§ TASK DESCRIPTION: The exercise asks you to copy every line below in which "shortcut" appears.

§ DATASET EXTRACT:
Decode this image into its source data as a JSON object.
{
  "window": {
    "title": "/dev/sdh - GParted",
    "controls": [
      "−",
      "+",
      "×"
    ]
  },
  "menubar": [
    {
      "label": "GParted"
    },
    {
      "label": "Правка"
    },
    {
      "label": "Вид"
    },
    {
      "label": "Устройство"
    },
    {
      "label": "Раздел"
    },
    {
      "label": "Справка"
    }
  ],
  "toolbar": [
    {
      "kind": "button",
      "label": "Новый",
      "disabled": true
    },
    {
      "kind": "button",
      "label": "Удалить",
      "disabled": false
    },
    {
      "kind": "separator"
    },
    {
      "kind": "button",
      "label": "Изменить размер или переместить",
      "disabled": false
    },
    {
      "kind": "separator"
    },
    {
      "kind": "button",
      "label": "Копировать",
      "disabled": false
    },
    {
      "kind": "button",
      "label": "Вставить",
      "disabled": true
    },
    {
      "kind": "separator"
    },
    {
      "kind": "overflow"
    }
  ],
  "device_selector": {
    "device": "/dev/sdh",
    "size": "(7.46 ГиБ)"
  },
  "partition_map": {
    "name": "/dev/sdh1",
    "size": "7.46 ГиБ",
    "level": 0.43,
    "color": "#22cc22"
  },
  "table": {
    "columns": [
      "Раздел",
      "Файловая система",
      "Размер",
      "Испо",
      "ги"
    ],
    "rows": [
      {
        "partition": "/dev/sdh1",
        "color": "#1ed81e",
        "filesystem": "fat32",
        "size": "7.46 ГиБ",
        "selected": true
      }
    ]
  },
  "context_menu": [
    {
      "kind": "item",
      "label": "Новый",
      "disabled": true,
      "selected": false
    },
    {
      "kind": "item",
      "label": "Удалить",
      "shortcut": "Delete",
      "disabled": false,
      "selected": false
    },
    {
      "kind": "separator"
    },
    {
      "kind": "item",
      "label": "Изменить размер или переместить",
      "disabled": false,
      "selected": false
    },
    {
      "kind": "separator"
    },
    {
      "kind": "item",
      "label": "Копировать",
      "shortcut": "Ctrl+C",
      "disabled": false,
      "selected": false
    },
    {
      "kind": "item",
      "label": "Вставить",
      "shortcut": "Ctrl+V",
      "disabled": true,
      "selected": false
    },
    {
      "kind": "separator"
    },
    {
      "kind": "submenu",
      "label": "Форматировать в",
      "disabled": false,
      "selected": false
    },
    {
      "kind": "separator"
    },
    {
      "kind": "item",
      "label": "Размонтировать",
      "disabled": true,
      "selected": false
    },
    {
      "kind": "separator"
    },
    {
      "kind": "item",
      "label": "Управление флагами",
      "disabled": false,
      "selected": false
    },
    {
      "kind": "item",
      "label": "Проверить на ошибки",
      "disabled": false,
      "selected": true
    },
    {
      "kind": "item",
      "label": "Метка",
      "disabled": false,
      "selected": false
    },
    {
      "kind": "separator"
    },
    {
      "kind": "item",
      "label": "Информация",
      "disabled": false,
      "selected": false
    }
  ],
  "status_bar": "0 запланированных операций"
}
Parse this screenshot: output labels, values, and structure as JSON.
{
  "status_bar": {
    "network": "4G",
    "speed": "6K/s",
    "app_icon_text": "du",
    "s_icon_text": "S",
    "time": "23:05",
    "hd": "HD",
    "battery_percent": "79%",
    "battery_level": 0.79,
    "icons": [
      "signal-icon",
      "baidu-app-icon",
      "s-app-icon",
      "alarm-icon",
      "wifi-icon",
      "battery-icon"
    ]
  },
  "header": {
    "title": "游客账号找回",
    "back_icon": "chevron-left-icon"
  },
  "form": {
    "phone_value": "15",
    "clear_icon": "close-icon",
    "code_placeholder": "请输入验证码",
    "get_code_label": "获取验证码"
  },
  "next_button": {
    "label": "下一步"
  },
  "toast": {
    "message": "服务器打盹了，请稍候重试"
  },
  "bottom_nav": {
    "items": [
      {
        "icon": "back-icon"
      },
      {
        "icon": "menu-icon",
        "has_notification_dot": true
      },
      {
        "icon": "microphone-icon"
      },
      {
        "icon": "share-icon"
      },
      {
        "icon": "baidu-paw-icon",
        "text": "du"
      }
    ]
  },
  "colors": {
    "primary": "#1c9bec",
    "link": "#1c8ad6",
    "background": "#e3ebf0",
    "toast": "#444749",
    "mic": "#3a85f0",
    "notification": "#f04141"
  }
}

§ SOLVED EXERCISE:
      "shortcut": "Delete",
      "shortcut": "Ctrl+C",
      "shortcut": "Ctrl+V",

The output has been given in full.